:: Short exercise ::
Reproduce all the entries precisely.

:: Data for processing ::
▬▬▬

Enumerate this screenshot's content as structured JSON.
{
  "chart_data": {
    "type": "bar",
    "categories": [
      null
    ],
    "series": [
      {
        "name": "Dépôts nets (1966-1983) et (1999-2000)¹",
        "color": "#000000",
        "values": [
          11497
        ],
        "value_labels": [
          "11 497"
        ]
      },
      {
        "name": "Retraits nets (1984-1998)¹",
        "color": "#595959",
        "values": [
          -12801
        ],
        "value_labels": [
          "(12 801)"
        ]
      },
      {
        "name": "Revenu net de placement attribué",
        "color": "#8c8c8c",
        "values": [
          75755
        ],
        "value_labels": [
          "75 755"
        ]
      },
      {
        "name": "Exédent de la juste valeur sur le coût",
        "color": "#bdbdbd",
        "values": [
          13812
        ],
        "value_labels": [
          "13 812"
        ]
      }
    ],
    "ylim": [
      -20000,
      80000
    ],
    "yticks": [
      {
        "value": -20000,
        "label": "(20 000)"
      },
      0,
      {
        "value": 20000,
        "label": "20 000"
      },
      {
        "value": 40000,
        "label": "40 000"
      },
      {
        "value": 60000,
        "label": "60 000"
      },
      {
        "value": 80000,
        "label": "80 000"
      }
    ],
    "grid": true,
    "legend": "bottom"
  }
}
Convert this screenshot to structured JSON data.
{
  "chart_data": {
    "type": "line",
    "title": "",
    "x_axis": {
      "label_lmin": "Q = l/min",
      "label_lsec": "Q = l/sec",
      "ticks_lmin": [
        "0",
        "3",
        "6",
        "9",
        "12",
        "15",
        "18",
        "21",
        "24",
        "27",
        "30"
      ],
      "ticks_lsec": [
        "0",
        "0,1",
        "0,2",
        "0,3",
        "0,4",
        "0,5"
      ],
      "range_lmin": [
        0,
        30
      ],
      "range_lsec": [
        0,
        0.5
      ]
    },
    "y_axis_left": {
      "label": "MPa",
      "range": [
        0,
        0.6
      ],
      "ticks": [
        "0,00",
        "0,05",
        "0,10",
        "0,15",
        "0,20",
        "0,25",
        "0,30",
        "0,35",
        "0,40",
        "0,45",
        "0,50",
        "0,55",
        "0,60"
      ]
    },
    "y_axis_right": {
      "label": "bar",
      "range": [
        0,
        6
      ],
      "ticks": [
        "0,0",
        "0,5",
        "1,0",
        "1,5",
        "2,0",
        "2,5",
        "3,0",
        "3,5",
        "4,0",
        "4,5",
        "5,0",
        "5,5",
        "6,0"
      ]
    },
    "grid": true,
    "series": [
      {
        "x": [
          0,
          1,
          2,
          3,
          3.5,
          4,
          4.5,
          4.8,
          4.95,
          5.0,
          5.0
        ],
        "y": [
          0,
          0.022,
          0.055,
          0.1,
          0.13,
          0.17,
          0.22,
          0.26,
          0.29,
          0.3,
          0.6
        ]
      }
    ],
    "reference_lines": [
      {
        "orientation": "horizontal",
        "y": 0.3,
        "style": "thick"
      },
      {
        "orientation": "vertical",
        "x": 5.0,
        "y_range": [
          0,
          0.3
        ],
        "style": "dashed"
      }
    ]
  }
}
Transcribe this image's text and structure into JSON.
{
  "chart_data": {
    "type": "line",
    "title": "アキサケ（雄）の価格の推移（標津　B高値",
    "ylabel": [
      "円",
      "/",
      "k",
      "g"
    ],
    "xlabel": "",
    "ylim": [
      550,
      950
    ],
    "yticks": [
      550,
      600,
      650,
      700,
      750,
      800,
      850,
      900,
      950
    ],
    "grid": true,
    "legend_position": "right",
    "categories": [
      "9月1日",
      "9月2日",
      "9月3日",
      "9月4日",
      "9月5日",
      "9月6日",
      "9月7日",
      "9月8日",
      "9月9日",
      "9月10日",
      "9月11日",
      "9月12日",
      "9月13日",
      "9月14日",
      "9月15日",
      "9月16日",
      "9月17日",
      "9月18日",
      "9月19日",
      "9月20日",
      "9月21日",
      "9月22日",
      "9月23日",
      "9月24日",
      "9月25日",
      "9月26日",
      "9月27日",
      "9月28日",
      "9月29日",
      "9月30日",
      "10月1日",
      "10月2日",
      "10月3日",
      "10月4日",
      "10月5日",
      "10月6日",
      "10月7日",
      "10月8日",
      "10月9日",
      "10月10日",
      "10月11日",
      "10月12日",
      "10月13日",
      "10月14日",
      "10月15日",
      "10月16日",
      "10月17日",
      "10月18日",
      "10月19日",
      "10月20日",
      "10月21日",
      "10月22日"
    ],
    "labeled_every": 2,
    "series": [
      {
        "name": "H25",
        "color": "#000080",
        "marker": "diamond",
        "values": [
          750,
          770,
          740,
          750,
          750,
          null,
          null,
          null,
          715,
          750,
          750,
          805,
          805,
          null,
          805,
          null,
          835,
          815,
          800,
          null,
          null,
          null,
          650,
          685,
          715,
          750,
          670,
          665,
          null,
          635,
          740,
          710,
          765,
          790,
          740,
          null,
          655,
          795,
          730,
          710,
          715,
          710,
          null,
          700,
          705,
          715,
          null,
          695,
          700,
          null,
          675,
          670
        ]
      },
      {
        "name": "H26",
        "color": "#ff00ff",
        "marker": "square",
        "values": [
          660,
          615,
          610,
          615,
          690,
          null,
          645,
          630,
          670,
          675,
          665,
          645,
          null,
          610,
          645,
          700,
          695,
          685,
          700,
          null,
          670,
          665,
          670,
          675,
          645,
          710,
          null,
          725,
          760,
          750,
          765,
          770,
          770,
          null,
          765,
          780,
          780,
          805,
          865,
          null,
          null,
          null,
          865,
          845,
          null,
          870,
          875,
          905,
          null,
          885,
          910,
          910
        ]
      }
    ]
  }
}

▬▬▬

:: Reply ::
Enumerate this screenshot's content as structured JSON.
{
  "chart_data": {
    "type": "bar",
    "categories": [
      null
    ],
    "series": [
      {
        "name": "Dépôts nets (1966-1983) et (1999-2000)¹",
        "color": "#000000",
        "values": [
          11497
        ],
        "value_labels": [
          "11 497"
        ]
      },
      {
        "name": "Retraits nets (1984-1998)¹",
        "color": "#595959",
        "values": [
          -12801
        ],
        "value_labels": [
          "(12 801)"
        ]
      },
      {
        "name": "Revenu net de placement attribué",
        "color": "#8c8c8c",
        "values": [
          75755
        ],
        "value_labels": [
          "75 755"
        ]
      },
      {
        "name": "Exédent de la juste valeur sur le coût",
        "color": "#bdbdbd",
        "values": [
          13812
        ],
        "value_labels": [
          "13 812"
        ]
      }
    ],
    "ylim": [
      -20000,
      80000
    ],
    "yticks": [
      {
        "value": -20000,
        "label": "(20 000)"
      },
      0,
      {
        "value": 20000,
        "label": "20 000"
      },
      {
        "value": 40000,
        "label": "40 000"
      },
      {
        "value": 60000,
        "label": "60 000"
      },
      {
        "value": 80000,
        "label": "80 000"
      }
    ],
    "grid": true,
    "legend": "bottom"
  }
}
Convert this screenshot to structured JSON data.
{
  "chart_data": {
    "type": "line",
    "title": "",
    "x_axis": {
      "label_lmin": "Q = l/min",
      "label_lsec": "Q = l/sec",
      "ticks_lmin": [
        "0",
        "3",
        "6",
        "9",
        "12",
        "15",
        "18",
        "21",
        "24",
        "27",
        "30"
      ],
      "ticks_lsec": [
        "0",
        "0,1",
        "0,2",
        "0,3",
        "0,4",
        "0,5"
      ],
      "range_lmin": [
        0,
        30
      ],
      "range_lsec": [
        0,
        0.5
      ]
    },
    "y_axis_left": {
      "label": "MPa",
      "range": [
        0,
        0.6
      ],
      "ticks": [
        "0,00",
        "0,05",
        "0,10",
        "0,15",
        "0,20",
        "0,25",
        "0,30",
        "0,35",
        "0,40",
        "0,45",
        "0,50",
        "0,55",
        "0,60"
      ]
    },
    "y_axis_right": {
      "label": "bar",
      "range": [
        0,
        6
      ],
      "ticks": [
        "0,0",
        "0,5",
        "1,0",
        "1,5",
        "2,0",
        "2,5",
        "3,0",
        "3,5",
        "4,0",
        "4,5",
        "5,0",
        "5,5",
        "6,0"
      ]
    },
    "grid": true,
    "series": [
      {
        "x": [
          0,
          1,
          2,
          3,
          3.5,
          4,
          4.5,
          4.8,
          4.95,
          5.0,
          5.0
        ],
        "y": [
          0,
          0.022,
          0.055,
          0.1,
          0.13,
          0.17,
          0.22,
          0.26,
          0.29,
          0.3,
          0.6
        ]
      }
    ],
    "reference_lines": [
      {
        "orientation": "horizontal",
        "y": 0.3,
        "style": "thick"
      },
      {
        "orientation": "vertical",
        "x": 5.0,
        "y_range": [
          0,
          0.3
        ],
        "style": "dashed"
      }
    ]
  }
}
Transcribe this image's text and structure into JSON.
{
  "chart_data": {
    "type": "line",
    "title": "アキサケ（雄）の価格の推移（標津　B高値",
    "ylabel": [
      "円",
      "/",
      "k",
      "g"
    ],
    "xlabel": "",
    "ylim": [
      550,
      950
    ],
    "yticks": [
      550,
      600,
      650,
      700,
      750,
      800,
      850,
      900,
      950
    ],
    "grid": true,
    "legend_position": "right",
    "categories": [
      "9月1日",
      "9月2日",
      "9月3日",
      "9月4日",
      "9月5日",
      "9月6日",
      "9月7日",
      "9月8日",
      "9月9日",
      "9月10日",
      "9月11日",
      "9月12日",
      "9月13日",
      "9月14日",
      "9月15日",
      "9月16日",
      "9月17日",
      "9月18日",
      "9月19日",
      "9月20日",
      "9月21日",
      "9月22日",
      "9月23日",
      "9月24日",
      "9月25日",
      "9月26日",
      "9月27日",
      "9月28日",
      "9月29日",
      "9月30日",
      "10月1日",
      "10月2日",
      "10月3日",
      "10月4日",
      "10月5日",
      "10月6日",
      "10月7日",
      "10月8日",
      "10月9日",
      "10月10日",
      "10月11日",
      "10月12日",
      "10月13日",
      "10月14日",
      "10月15日",
      "10月16日",
      "10月17日",
      "10月18日",
      "10月19日",
      "10月20日",
      "10月21日",
      "10月22日"
    ],
    "labeled_every": 2,
    "series": [
      {
        "name": "H25",
        "color": "#000080",
        "marker": "diamond",
        "values": [
          750,
          770,
          740,
          750,
          750,
          null,
          null,
          null,
          715,
          750,
          750,
          805,
          805,
          null,
          805,
          null,
          835,
          815,
          800,
          null,
          null,
          null,
          650,
          685,
          715,
          750,
          670,
          665,
          null,
          635,
          740,
          710,
          765,
          790,
          740,
          null,
          655,
          795,
          730,
          710,
          715,
          710,
          null,
          700,
          705,
          715,
          null,
          695,
          700,
          null,
          675,
          670
        ]
      },
      {
        "name": "H26",
        "color": "#ff00ff",
        "marker": "square",
        "values": [
          660,
          615,
          610,
          615,
          690,
          null,
          645,
          630,
          670,
          675,
          665,
          645,
          null,
          610,
          645,
          700,
          695,
          685,
          700,
          null,
          670,
          665,
          670,
          675,
          645,
          710,
          null,
          725,
          760,
          750,
          765,
          770,
          770,
          null,
          765,
          780,
          780,
          805,
          865,
          null,
          null,
          null,
          865,
          845,
          null,
          870,
          875,
          905,
          null,
          885,
          910,
          910
        ]
      }
    ]
  }
}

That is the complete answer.